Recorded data
· · · ·

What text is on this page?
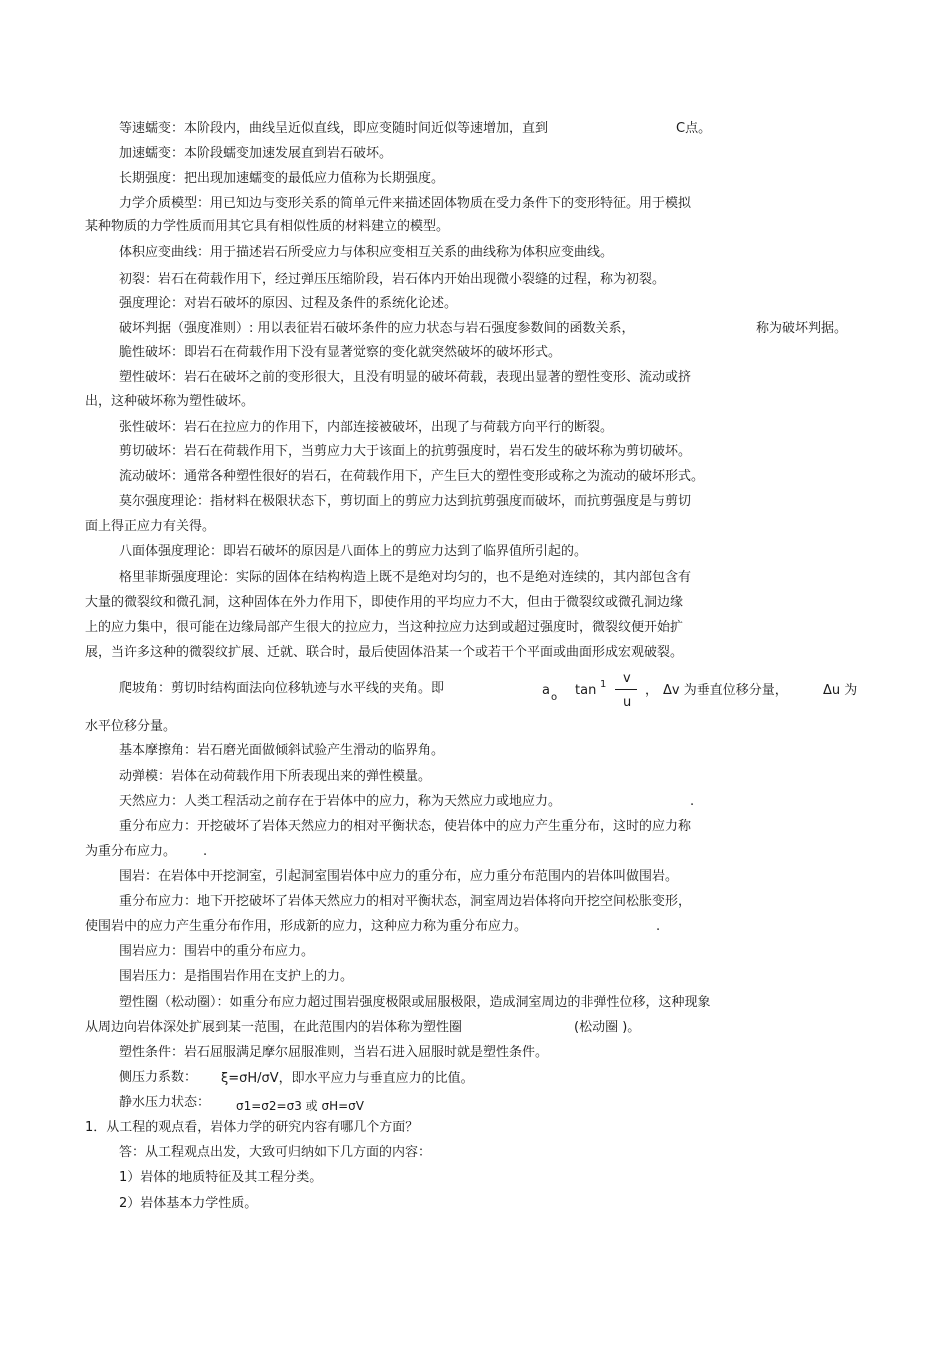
等速蠕变：本阶段内，曲线呈近似直线，即应变随时间近似等速增加，直到	C点。
加速蠕变：本阶段蠕变加速发展直到岩石破坏。
长期强度：把出现加速蠕变的最低应力值称为长期强度。
力学介质模型：用已知边与变形关系的简单元件来描述固体物质在受力条件下的变形特征。用于模拟
某种物质的力学性质而用其它具有相似性质的材料建立的模型。
体积应变曲线：用于描述岩石所受应力与体积应变相互关系的曲线称为体积应变曲线。
初裂：岩石在荷载作用下，经过弹压压缩阶段，岩石体内开始出现微小裂缝的过程，称为初裂。
强度理论：对岩石破坏的原因、过程及条件的系统化论述。
破坏判据（强度准则）: 用以表征岩石破坏条件的应力状态与岩石强度参数间的函数关系，	称为破坏判据。
脆性破坏：即岩石在荷载作用下没有显著觉察的变化就突然破坏的破坏形式。
塑性破坏：岩石在破坏之前的变形很大，且没有明显的破坏荷载，表现出显著的塑性变形、流动或挤
出，这种破坏称为塑性破坏。
张性破坏：岩石在拉应力的作用下，内部连接被破坏，出现了与荷载方向平行的断裂。
剪切破坏：岩石在荷载作用下，当剪应力大于该面上的抗剪强度时，岩石发生的破坏称为剪切破坏。
流动破坏：通常各种塑性很好的岩石，在荷载作用下，产生巨大的塑性变形或称之为流动的破坏形式。
莫尔强度理论：指材料在极限状态下，剪切面上的剪应力达到抗剪强度而破坏，而抗剪强度是与剪切
面上得正应力有关得。
八面体强度理论：即岩石破坏的原因是八面体上的剪应力达到了临界值所引起的。
格里菲斯强度理论：实际的固体在结构构造上既不是绝对均匀的，也不是绝对连续的，其内部包含有
大量的微裂纹和微孔洞，这种固体在外力作用下，即使作用的平均应力不大，但由于微裂纹或微孔洞边缘
上的应力集中，很可能在边缘局部产生很大的拉应力，当这种拉应力达到或超过强度时，微裂纹便开始扩
展，当许多这种的微裂纹扩展、迁就、联合时，最后使固体沿某一个或若干个平面或曲面形成宏观破裂。
爬坡角：剪切时结构面法向位移轨迹与水平线的夹角。即	a o tan 1 v
u
， Δv 为垂直位移分量，	Δu 为
水平位移分量。
基本摩擦角：岩石磨光面做倾斜试验产生滑动的临界角。
动弹模：岩体在动荷载作用下所表现出来的弹性模量。
天然应力：人类工程活动之前存在于岩体中的应力，称为天然应力或地应力。	.
重分布应力：开挖破坏了岩体天然应力的相对平衡状态，使岩体中的应力产生重分布，这时的应力称
为重分布应力。 .
围岩：在岩体中开挖洞室，引起洞室围岩体中应力的重分布，应力重分布范围内的岩体叫做围岩。
重分布应力：地下开挖破坏了岩体天然应力的相对平衡状态，洞室周边岩体将向开挖空间松胀变形，
使围岩中的应力产生重分布作用，形成新的应力，这种应力称为重分布应力。	.
围岩应力：围岩中的重分布应力。
围岩压力：是指围岩作用在支护上的力。
塑性圈（松动圈）：如重分布应力超过围岩强度极限或屈服极限，造成洞室周边的非弹性位移，这种现象
从周边向岩体深处扩展到某一范围，在此范围内的岩体称为塑性圈	(松动圈 )。
塑性条件：岩石屈服满足摩尔屈服准则，当岩石进入屈服时就是塑性条件。
侧压力系数： ξ=σH/σV，即水平应力与垂直应力的比值。
静水压力状态： σ1=σ2=σ3 或 σH=σV
1．从工程的观点看，岩体力学的研究内容有哪几个方面？
答：从工程观点出发，大致可归纳如下几方面的内容：
1）岩体的地质特征及其工程分类。
2）岩体基本力学性质。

· · · ·

_Problem statement:_
Set down the material exactly, every line of it, except for the pictures.

_Written solution:_
What text is on this page?
等速蠕变：本阶段内，曲线呈近似直线，即应变随时间近似等速增加，直到	C点。
加速蠕变：本阶段蠕变加速发展直到岩石破坏。
长期强度：把出现加速蠕变的最低应力值称为长期强度。
力学介质模型：用已知边与变形关系的简单元件来描述固体物质在受力条件下的变形特征。用于模拟
某种物质的力学性质而用其它具有相似性质的材料建立的模型。
体积应变曲线：用于描述岩石所受应力与体积应变相互关系的曲线称为体积应变曲线。
初裂：岩石在荷载作用下，经过弹压压缩阶段，岩石体内开始出现微小裂缝的过程，称为初裂。
强度理论：对岩石破坏的原因、过程及条件的系统化论述。
破坏判据（强度准则）: 用以表征岩石破坏条件的应力状态与岩石强度参数间的函数关系，	称为破坏判据。
脆性破坏：即岩石在荷载作用下没有显著觉察的变化就突然破坏的破坏形式。
塑性破坏：岩石在破坏之前的变形很大，且没有明显的破坏荷载，表现出显著的塑性变形、流动或挤
出，这种破坏称为塑性破坏。
张性破坏：岩石在拉应力的作用下，内部连接被破坏，出现了与荷载方向平行的断裂。
剪切破坏：岩石在荷载作用下，当剪应力大于该面上的抗剪强度时，岩石发生的破坏称为剪切破坏。
流动破坏：通常各种塑性很好的岩石，在荷载作用下，产生巨大的塑性变形或称之为流动的破坏形式。
莫尔强度理论：指材料在极限状态下，剪切面上的剪应力达到抗剪强度而破坏，而抗剪强度是与剪切
面上得正应力有关得。
八面体强度理论：即岩石破坏的原因是八面体上的剪应力达到了临界值所引起的。
格里菲斯强度理论：实际的固体在结构构造上既不是绝对均匀的，也不是绝对连续的，其内部包含有
大量的微裂纹和微孔洞，这种固体在外力作用下，即使作用的平均应力不大，但由于微裂纹或微孔洞边缘
上的应力集中，很可能在边缘局部产生很大的拉应力，当这种拉应力达到或超过强度时，微裂纹便开始扩
展，当许多这种的微裂纹扩展、迁就、联合时，最后使固体沿某一个或若干个平面或曲面形成宏观破裂。
爬坡角：剪切时结构面法向位移轨迹与水平线的夹角。即	a o tan 1 v
u
， Δv 为垂直位移分量，	Δu 为
水平位移分量。
基本摩擦角：岩石磨光面做倾斜试验产生滑动的临界角。
动弹模：岩体在动荷载作用下所表现出来的弹性模量。
天然应力：人类工程活动之前存在于岩体中的应力，称为天然应力或地应力。	.
重分布应力：开挖破坏了岩体天然应力的相对平衡状态，使岩体中的应力产生重分布，这时的应力称
为重分布应力。 .
围岩：在岩体中开挖洞室，引起洞室围岩体中应力的重分布，应力重分布范围内的岩体叫做围岩。
重分布应力：地下开挖破坏了岩体天然应力的相对平衡状态，洞室周边岩体将向开挖空间松胀变形，
使围岩中的应力产生重分布作用，形成新的应力，这种应力称为重分布应力。	.
围岩应力：围岩中的重分布应力。
围岩压力：是指围岩作用在支护上的力。
塑性圈（松动圈）：如重分布应力超过围岩强度极限或屈服极限，造成洞室周边的非弹性位移，这种现象
从周边向岩体深处扩展到某一范围，在此范围内的岩体称为塑性圈	(松动圈 )。
塑性条件：岩石屈服满足摩尔屈服准则，当岩石进入屈服时就是塑性条件。
侧压力系数： ξ=σH/σV，即水平应力与垂直应力的比值。
静水压力状态： σ1=σ2=σ3 或 σH=σV
1．从工程的观点看，岩体力学的研究内容有哪几个方面？
答：从工程观点出发，大致可归纳如下几方面的内容：
1）岩体的地质特征及其工程分类。
2）岩体基本力学性质。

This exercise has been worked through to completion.